» **Directive**: The records below are to be copied word for word, with every picture left out.

____ Working data

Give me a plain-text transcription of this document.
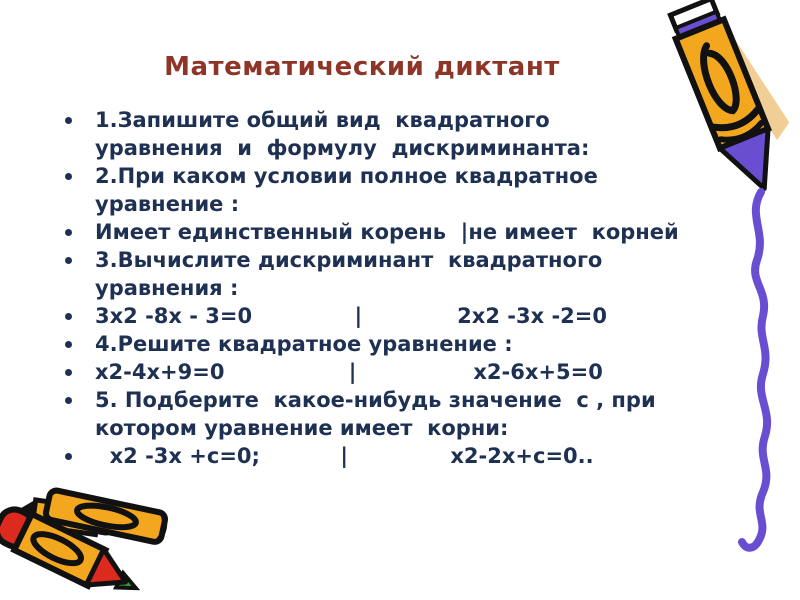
Математический диктант
1.Запишите общий вид  квадратного
уравнения  и  формулу  дискриминанта:
2.При каком условии полное квадратное
уравнение :
Имеет единственный корень  |не имеет  корней
3.Вычислите дискриминант  квадратного
уравнения :
3х2 -8х - 3=0              |             2х2 -3х -2=0
4.Решите квадратное уравнение :
х2-4х+9=0                 |                х2-6х+5=0
5. Подберите  какое-нибудь значение  с , при
котором уравнение имеет  корни:
х2 -3х +с=0;           |              х2-2х+с=0..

________

» **Completed task**:
Give me a plain-text transcription of this document.
Математический диктант
1.Запишите общий вид  квадратного
уравнения  и  формулу  дискриминанта:
2.При каком условии полное квадратное
уравнение :
Имеет единственный корень  |не имеет  корней
3.Вычислите дискриминант  квадратного
уравнения :
3х2 -8х - 3=0              |             2х2 -3х -2=0
4.Решите квадратное уравнение :
х2-4х+9=0                 |                х2-6х+5=0
5. Подберите  какое-нибудь значение  с , при
котором уравнение имеет  корни:
х2 -3х +с=0;           |              х2-2х+с=0..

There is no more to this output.